Required work> Each entry below is to be written out exactly, and the pictures are to be left out.

== Provided information

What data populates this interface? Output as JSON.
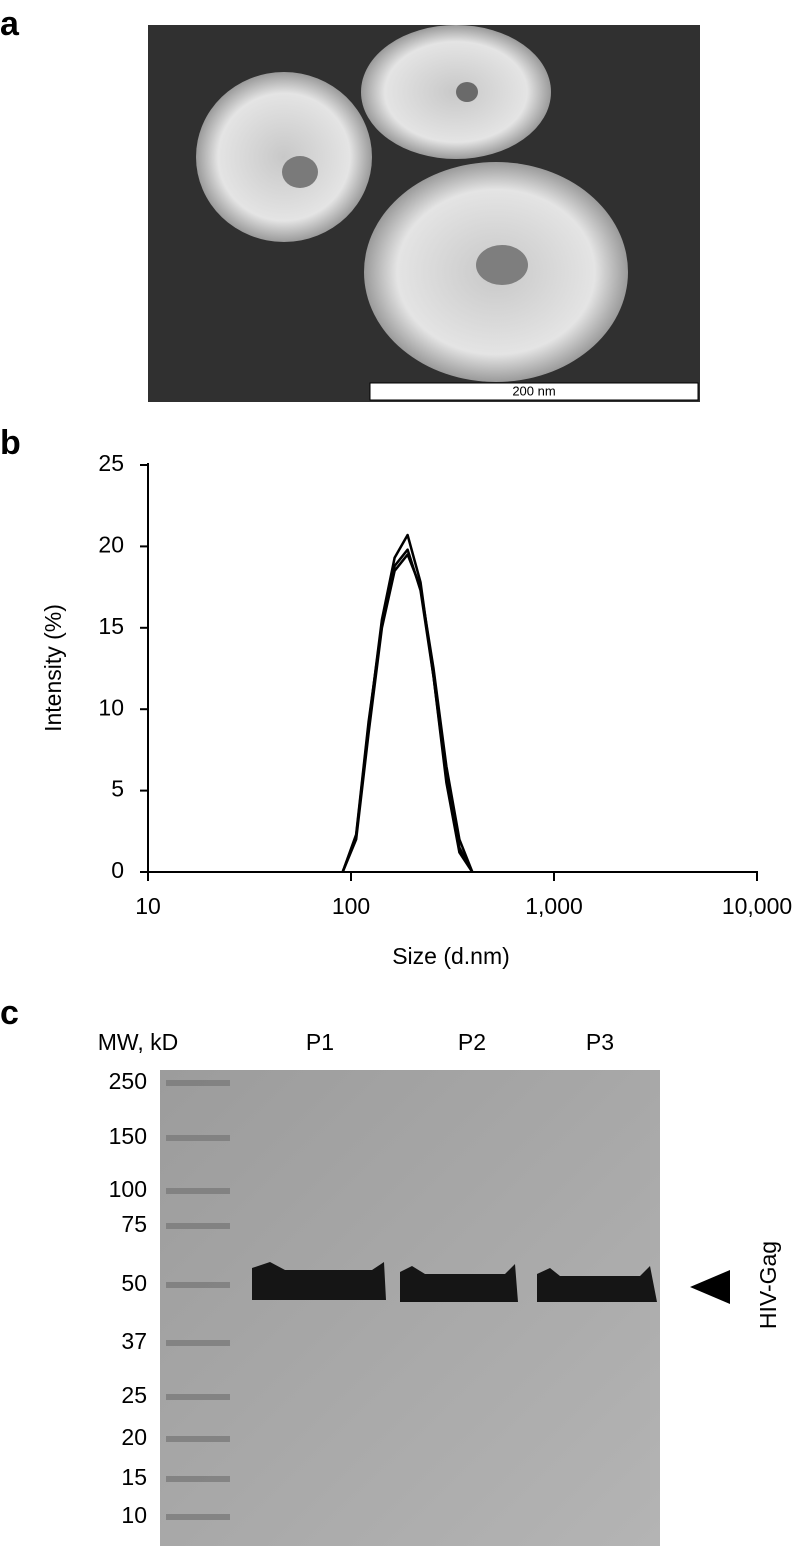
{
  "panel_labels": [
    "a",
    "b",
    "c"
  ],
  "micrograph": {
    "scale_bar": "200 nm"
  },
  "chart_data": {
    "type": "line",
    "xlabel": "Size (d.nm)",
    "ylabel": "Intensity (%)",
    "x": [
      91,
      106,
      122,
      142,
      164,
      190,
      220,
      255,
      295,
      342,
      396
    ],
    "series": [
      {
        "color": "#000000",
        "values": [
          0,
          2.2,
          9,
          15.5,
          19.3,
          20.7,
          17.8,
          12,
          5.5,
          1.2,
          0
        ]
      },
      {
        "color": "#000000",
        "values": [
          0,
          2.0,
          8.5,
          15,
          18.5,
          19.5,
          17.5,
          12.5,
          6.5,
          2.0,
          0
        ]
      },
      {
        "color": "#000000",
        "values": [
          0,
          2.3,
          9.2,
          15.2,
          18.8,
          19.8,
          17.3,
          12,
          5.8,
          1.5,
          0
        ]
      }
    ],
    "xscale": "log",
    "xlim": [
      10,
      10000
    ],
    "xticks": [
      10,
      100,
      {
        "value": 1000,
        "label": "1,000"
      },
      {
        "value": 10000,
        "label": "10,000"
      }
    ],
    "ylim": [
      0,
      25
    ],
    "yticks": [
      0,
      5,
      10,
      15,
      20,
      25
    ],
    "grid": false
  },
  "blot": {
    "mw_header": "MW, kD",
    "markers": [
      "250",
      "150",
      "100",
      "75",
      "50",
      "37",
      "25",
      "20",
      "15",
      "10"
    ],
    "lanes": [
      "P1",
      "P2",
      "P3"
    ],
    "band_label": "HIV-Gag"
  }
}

====

Reply>
What data populates this interface? Output as JSON.
{
  "panel_labels": [
    "a",
    "b",
    "c"
  ],
  "micrograph": {
    "scale_bar": "200 nm"
  },
  "chart_data": {
    "type": "line",
    "xlabel": "Size (d.nm)",
    "ylabel": "Intensity (%)",
    "x": [
      91,
      106,
      122,
      142,
      164,
      190,
      220,
      255,
      295,
      342,
      396
    ],
    "series": [
      {
        "color": "#000000",
        "values": [
          0,
          2.2,
          9,
          15.5,
          19.3,
          20.7,
          17.8,
          12,
          5.5,
          1.2,
          0
        ]
      },
      {
        "color": "#000000",
        "values": [
          0,
          2.0,
          8.5,
          15,
          18.5,
          19.5,
          17.5,
          12.5,
          6.5,
          2.0,
          0
        ]
      },
      {
        "color": "#000000",
        "values": [
          0,
          2.3,
          9.2,
          15.2,
          18.8,
          19.8,
          17.3,
          12,
          5.8,
          1.5,
          0
        ]
      }
    ],
    "xscale": "log",
    "xlim": [
      10,
      10000
    ],
    "xticks": [
      10,
      100,
      {
        "value": 1000,
        "label": "1,000"
      },
      {
        "value": 10000,
        "label": "10,000"
      }
    ],
    "ylim": [
      0,
      25
    ],
    "yticks": [
      0,
      5,
      10,
      15,
      20,
      25
    ],
    "grid": false
  },
  "blot": {
    "mw_header": "MW, kD",
    "markers": [
      "250",
      "150",
      "100",
      "75",
      "50",
      "37",
      "25",
      "20",
      "15",
      "10"
    ],
    "lanes": [
      "P1",
      "P2",
      "P3"
    ],
    "band_label": "HIV-Gag"
  }
}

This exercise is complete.